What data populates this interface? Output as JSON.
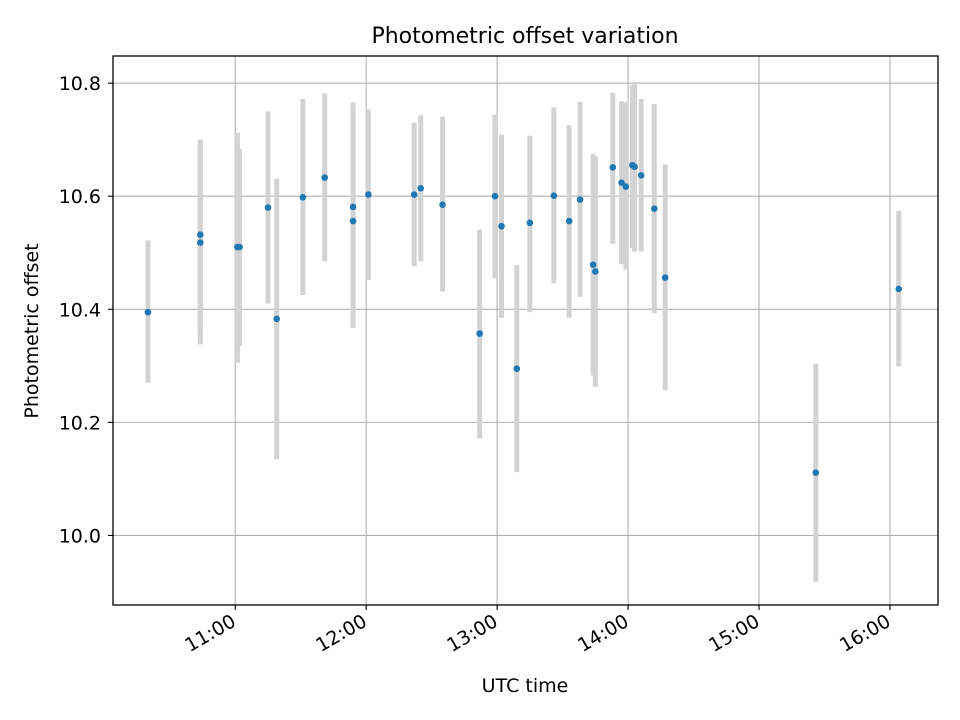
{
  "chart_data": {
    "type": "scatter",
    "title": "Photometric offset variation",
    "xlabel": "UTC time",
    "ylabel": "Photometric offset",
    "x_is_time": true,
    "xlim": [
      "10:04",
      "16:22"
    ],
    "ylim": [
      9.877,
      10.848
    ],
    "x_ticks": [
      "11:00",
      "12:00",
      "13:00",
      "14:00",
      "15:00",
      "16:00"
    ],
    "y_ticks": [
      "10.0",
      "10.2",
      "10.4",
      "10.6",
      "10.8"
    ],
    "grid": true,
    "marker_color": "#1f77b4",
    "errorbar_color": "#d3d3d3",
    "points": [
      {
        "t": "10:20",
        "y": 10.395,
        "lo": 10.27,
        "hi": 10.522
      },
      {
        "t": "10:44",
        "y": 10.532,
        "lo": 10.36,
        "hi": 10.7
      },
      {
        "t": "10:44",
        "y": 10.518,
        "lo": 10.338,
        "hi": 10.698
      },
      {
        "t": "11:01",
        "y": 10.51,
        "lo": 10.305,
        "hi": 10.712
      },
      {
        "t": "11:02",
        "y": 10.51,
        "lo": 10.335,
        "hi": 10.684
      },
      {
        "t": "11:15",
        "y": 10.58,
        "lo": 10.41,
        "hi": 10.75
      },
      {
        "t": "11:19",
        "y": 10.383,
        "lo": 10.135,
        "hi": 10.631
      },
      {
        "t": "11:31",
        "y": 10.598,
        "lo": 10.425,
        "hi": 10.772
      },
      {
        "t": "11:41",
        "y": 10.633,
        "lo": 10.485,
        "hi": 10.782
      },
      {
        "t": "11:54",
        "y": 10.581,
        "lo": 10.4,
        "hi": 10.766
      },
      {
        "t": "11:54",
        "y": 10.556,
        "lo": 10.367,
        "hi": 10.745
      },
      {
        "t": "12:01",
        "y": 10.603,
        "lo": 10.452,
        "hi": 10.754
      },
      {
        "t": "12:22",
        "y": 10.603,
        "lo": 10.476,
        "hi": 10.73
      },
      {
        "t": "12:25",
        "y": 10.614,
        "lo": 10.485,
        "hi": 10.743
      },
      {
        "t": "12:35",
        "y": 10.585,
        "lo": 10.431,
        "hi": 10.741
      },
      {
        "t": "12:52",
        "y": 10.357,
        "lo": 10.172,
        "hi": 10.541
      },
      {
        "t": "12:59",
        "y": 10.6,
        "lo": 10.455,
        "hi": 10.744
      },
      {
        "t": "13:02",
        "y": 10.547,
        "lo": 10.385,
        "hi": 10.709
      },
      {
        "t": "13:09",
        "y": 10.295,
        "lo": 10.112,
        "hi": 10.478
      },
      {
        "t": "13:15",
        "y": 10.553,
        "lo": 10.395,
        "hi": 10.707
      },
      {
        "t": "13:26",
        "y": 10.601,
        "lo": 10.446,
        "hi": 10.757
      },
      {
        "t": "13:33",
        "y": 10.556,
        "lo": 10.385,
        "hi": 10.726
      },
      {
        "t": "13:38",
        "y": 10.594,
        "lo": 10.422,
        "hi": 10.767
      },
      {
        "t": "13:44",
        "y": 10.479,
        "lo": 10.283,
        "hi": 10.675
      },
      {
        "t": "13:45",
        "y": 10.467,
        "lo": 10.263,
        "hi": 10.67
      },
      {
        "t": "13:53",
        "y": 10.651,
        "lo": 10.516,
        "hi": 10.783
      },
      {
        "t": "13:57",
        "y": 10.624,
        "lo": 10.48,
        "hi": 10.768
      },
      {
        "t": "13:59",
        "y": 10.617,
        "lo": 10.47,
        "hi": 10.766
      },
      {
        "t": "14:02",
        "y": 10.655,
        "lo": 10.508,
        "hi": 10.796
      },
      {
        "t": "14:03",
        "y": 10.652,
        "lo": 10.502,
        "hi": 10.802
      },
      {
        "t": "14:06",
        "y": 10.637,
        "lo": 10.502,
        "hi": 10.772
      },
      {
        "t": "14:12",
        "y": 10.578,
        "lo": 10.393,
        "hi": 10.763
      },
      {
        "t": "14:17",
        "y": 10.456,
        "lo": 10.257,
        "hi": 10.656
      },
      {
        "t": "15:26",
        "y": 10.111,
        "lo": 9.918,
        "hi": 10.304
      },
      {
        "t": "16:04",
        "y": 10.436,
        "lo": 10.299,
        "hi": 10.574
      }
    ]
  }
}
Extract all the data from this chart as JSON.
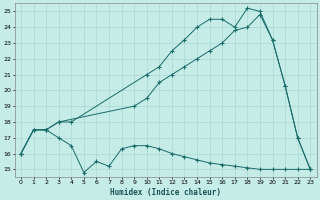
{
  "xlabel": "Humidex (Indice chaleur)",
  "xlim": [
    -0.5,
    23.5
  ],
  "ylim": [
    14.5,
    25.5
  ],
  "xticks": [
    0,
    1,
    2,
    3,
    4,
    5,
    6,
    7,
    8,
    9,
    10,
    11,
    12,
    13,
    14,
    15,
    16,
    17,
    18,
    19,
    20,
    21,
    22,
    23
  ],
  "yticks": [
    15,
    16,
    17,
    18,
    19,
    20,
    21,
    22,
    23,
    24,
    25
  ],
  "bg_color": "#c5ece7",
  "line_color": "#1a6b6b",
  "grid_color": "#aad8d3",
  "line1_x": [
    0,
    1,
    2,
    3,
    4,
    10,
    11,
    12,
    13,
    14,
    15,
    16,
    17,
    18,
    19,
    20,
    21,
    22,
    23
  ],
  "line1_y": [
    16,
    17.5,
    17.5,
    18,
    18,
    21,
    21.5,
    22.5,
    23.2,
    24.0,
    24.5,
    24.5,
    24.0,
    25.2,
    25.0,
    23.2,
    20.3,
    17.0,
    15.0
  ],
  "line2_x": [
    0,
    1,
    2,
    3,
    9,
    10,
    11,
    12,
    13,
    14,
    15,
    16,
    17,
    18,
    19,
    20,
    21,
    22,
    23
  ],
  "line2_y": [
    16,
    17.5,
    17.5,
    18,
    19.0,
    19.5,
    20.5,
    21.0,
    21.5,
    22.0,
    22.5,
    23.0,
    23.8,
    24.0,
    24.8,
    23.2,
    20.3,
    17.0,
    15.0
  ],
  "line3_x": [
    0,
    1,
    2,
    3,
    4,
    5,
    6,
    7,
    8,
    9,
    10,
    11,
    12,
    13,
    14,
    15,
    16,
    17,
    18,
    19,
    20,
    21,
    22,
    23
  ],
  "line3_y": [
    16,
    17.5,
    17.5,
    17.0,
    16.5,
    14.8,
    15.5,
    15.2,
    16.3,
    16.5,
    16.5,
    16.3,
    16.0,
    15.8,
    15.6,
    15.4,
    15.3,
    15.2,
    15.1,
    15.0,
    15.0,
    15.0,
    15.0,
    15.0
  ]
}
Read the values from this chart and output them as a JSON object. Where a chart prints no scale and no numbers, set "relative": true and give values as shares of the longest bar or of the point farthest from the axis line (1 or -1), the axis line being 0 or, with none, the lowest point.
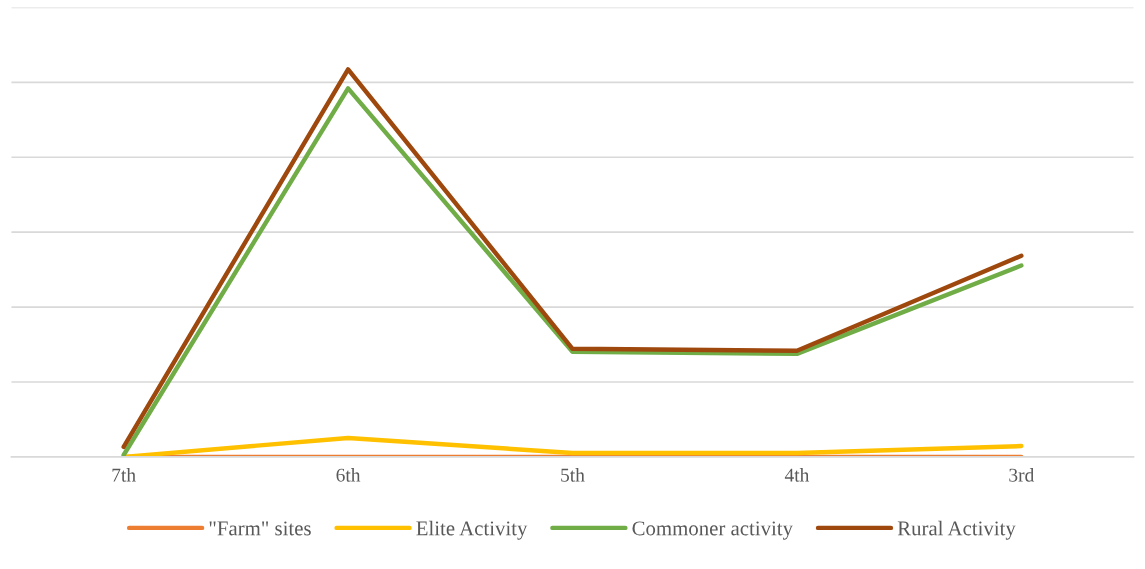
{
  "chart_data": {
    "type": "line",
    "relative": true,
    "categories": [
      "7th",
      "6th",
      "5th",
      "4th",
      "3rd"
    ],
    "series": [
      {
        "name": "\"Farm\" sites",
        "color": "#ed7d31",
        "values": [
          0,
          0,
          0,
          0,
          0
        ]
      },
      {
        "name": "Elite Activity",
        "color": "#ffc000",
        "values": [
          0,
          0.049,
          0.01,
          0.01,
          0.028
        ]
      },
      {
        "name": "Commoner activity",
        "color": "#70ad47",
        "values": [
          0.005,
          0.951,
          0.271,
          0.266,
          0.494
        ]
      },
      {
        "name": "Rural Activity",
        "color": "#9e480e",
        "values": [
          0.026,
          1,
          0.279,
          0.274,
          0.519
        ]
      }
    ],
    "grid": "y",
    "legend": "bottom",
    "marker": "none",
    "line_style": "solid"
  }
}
───
> **Task objective**: Repeat each entry exactly as given; no pictures belong in the copy.

> **The completed task**:
What data populates this interface? Output as JSON.
{
  "chart_data": {
    "type": "scatter",
    "title": "Photometric offset variation",
    "xlabel": "UTC time",
    "ylabel": "Photometric offset",
    "x_is_time": true,
    "xlim": [
      "10:04",
      "16:22"
    ],
    "ylim": [
      9.877,
      10.848
    ],
    "x_ticks": [
      "11:00",
      "12:00",
      "13:00",
      "14:00",
      "15:00",
      "16:00"
    ],
    "y_ticks": [
      "10.0",
      "10.2",
      "10.4",
      "10.6",
      "10.8"
    ],
    "grid": true,
    "marker_color": "#1f77b4",
    "errorbar_color": "#d3d3d3",
    "points": [
      {
        "t": "10:20",
        "y": 10.395,
        "lo": 10.27,
        "hi": 10.522
      },
      {
        "t": "10:44",
        "y": 10.532,
        "lo": 10.36,
        "hi": 10.7
      },
      {
        "t": "10:44",
        "y": 10.518,
        "lo": 10.338,
        "hi": 10.698
      },
      {
        "t": "11:01",
        "y": 10.51,
        "lo": 10.305,
        "hi": 10.712
      },
      {
        "t": "11:02",
        "y": 10.51,
        "lo": 10.335,
        "hi": 10.684
      },
      {
        "t": "11:15",
        "y": 10.58,
        "lo": 10.41,
        "hi": 10.75
      },
      {
        "t": "11:19",
        "y": 10.383,
        "lo": 10.135,
        "hi": 10.631
      },
      {
        "t": "11:31",
        "y": 10.598,
        "lo": 10.425,
        "hi": 10.772
      },
      {
        "t": "11:41",
        "y": 10.633,
        "lo": 10.485,
        "hi": 10.782
      },
      {
        "t": "11:54",
        "y": 10.581,
        "lo": 10.4,
        "hi": 10.766
      },
      {
        "t": "11:54",
        "y": 10.556,
        "lo": 10.367,
        "hi": 10.745
      },
      {
        "t": "12:01",
        "y": 10.603,
        "lo": 10.452,
        "hi": 10.754
      },
      {
        "t": "12:22",
        "y": 10.603,
        "lo": 10.476,
        "hi": 10.73
      },
      {
        "t": "12:25",
        "y": 10.614,
        "lo": 10.485,
        "hi": 10.743
      },
      {
        "t": "12:35",
        "y": 10.585,
        "lo": 10.431,
        "hi": 10.741
      },
      {
        "t": "12:52",
        "y": 10.357,
        "lo": 10.172,
        "hi": 10.541
      },
      {
        "t": "12:59",
        "y": 10.6,
        "lo": 10.455,
        "hi": 10.744
      },
      {
        "t": "13:02",
        "y": 10.547,
        "lo": 10.385,
        "hi": 10.709
      },
      {
        "t": "13:09",
        "y": 10.295,
        "lo": 10.112,
        "hi": 10.478
      },
      {
        "t": "13:15",
        "y": 10.553,
        "lo": 10.395,
        "hi": 10.707
      },
      {
        "t": "13:26",
        "y": 10.601,
        "lo": 10.446,
        "hi": 10.757
      },
      {
        "t": "13:33",
        "y": 10.556,
        "lo": 10.385,
        "hi": 10.726
      },
      {
        "t": "13:38",
        "y": 10.594,
        "lo": 10.422,
        "hi": 10.767
      },
      {
        "t": "13:44",
        "y": 10.479,
        "lo": 10.283,
        "hi": 10.675
      },
      {
        "t": "13:45",
        "y": 10.467,
        "lo": 10.263,
        "hi": 10.67
      },
      {
        "t": "13:53",
        "y": 10.651,
        "lo": 10.516,
        "hi": 10.783
      },
      {
        "t": "13:57",
        "y": 10.624,
        "lo": 10.48,
        "hi": 10.768
      },
      {
        "t": "13:59",
        "y": 10.617,
        "lo": 10.47,
        "hi": 10.766
      },
      {
        "t": "14:02",
        "y": 10.655,
        "lo": 10.508,
        "hi": 10.796
      },
      {
        "t": "14:03",
        "y": 10.652,
        "lo": 10.502,
        "hi": 10.802
      },
      {
        "t": "14:06",
        "y": 10.637,
        "lo": 10.502,
        "hi": 10.772
      },
      {
        "t": "14:12",
        "y": 10.578,
        "lo": 10.393,
        "hi": 10.763
      },
      {
        "t": "14:17",
        "y": 10.456,
        "lo": 10.257,
        "hi": 10.656
      },
      {
        "t": "15:26",
        "y": 10.111,
        "lo": 9.918,
        "hi": 10.304
      },
      {
        "t": "16:04",
        "y": 10.436,
        "lo": 10.299,
        "hi": 10.574
      }
    ]
  }
}
Extract all the data from this chart as JSON.
{
  "xlabel": "Humidex (Indice chaleur)",
  "xlim": [
    -0.5,
    23.5
  ],
  "ylim": [
    14.5,
    25.5
  ],
  "xticks": [
    0,
    1,
    2,
    3,
    4,
    5,
    6,
    7,
    8,
    9,
    10,
    11,
    12,
    13,
    14,
    15,
    16,
    17,
    18,
    19,
    20,
    21,
    22,
    23
  ],
  "yticks": [
    15,
    16,
    17,
    18,
    19,
    20,
    21,
    22,
    23,
    24,
    25
  ],
  "bg_color": "#c5ece7",
  "line_color": "#1a6b6b",
  "grid_color": "#aad8d3",
  "line1_x": [
    0,
    1,
    2,
    3,
    4,
    10,
    11,
    12,
    13,
    14,
    15,
    16,
    17,
    18,
    19,
    20,
    21,
    22,
    23
  ],
  "line1_y": [
    16,
    17.5,
    17.5,
    18,
    18,
    21,
    21.5,
    22.5,
    23.2,
    24.0,
    24.5,
    24.5,
    24.0,
    25.2,
    25.0,
    23.2,
    20.3,
    17.0,
    15.0
  ],
  "line2_x": [
    0,
    1,
    2,
    3,
    9,
    10,
    11,
    12,
    13,
    14,
    15,
    16,
    17,
    18,
    19,
    20,
    21,
    22,
    23
  ],
  "line2_y": [
    16,
    17.5,
    17.5,
    18,
    19.0,
    19.5,
    20.5,
    21.0,
    21.5,
    22.0,
    22.5,
    23.0,
    23.8,
    24.0,
    24.8,
    23.2,
    20.3,
    17.0,
    15.0
  ],
  "line3_x": [
    0,
    1,
    2,
    3,
    4,
    5,
    6,
    7,
    8,
    9,
    10,
    11,
    12,
    13,
    14,
    15,
    16,
    17,
    18,
    19,
    20,
    21,
    22,
    23
  ],
  "line3_y": [
    16,
    17.5,
    17.5,
    17.0,
    16.5,
    14.8,
    15.5,
    15.2,
    16.3,
    16.5,
    16.5,
    16.3,
    16.0,
    15.8,
    15.6,
    15.4,
    15.3,
    15.2,
    15.1,
    15.0,
    15.0,
    15.0,
    15.0,
    15.0
  ]
}
Read the values from this chart and output them as a JSON object. Where a chart prints no scale and no numbers, set "relative": true and give values as shares of the longest bar or of the point farthest from the axis line (1 or -1), the axis line being 0 or, with none, the lowest point.
{
  "chart_data": {
    "type": "line",
    "relative": true,
    "categories": [
      "7th",
      "6th",
      "5th",
      "4th",
      "3rd"
    ],
    "series": [
      {
        "name": "\"Farm\" sites",
        "color": "#ed7d31",
        "values": [
          0,
          0,
          0,
          0,
          0
        ]
      },
      {
        "name": "Elite Activity",
        "color": "#ffc000",
        "values": [
          0,
          0.049,
          0.01,
          0.01,
          0.028
        ]
      },
      {
        "name": "Commoner activity",
        "color": "#70ad47",
        "values": [
          0.005,
          0.951,
          0.271,
          0.266,
          0.494
        ]
      },
      {
        "name": "Rural Activity",
        "color": "#9e480e",
        "values": [
          0.026,
          1,
          0.279,
          0.274,
          0.519
        ]
      }
    ],
    "grid": "y",
    "legend": "bottom",
    "marker": "none",
    "line_style": "solid"
  }
}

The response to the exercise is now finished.